Prompt:
Quote, verbatim, all material below, without pictures.

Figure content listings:
++++++++
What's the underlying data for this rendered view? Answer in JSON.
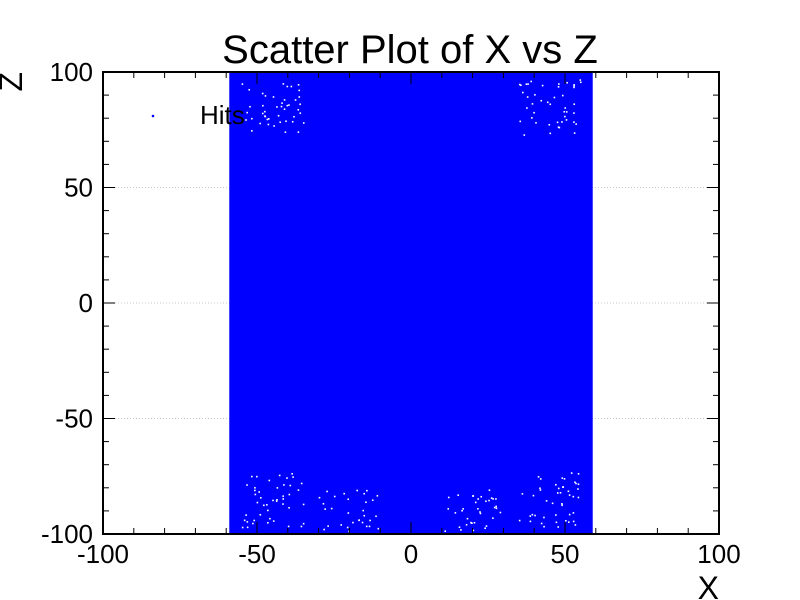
{
  "chart_data": {
    "type": "scatter",
    "title": "Scatter Plot of X vs Z",
    "xlabel": "X",
    "ylabel": "Z",
    "xlim": [
      -100,
      100
    ],
    "ylim": [
      -100,
      100
    ],
    "x_ticks": [
      -100,
      -50,
      0,
      50,
      100
    ],
    "y_ticks": [
      -100,
      -50,
      0,
      50,
      100
    ],
    "grid": true,
    "legend": "top-left",
    "series": [
      {
        "name": "Hits",
        "color": "#0000ff",
        "marker": "dot",
        "x_range": [
          -59,
          59
        ],
        "z_range": [
          -100,
          100
        ],
        "distribution": "uniform dense band"
      }
    ]
  }
}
++++++++
Response for this exercise:
What's the underlying data for this rendered view? Answer in JSON.
{
  "chart_data": {
    "type": "scatter",
    "title": "Scatter Plot of X vs Z",
    "xlabel": "X",
    "ylabel": "Z",
    "xlim": [
      -100,
      100
    ],
    "ylim": [
      -100,
      100
    ],
    "x_ticks": [
      -100,
      -50,
      0,
      50,
      100
    ],
    "y_ticks": [
      -100,
      -50,
      0,
      50,
      100
    ],
    "grid": true,
    "legend": "top-left",
    "series": [
      {
        "name": "Hits",
        "color": "#0000ff",
        "marker": "dot",
        "x_range": [
          -59,
          59
        ],
        "z_range": [
          -100,
          100
        ],
        "distribution": "uniform dense band"
      }
    ]
  }
}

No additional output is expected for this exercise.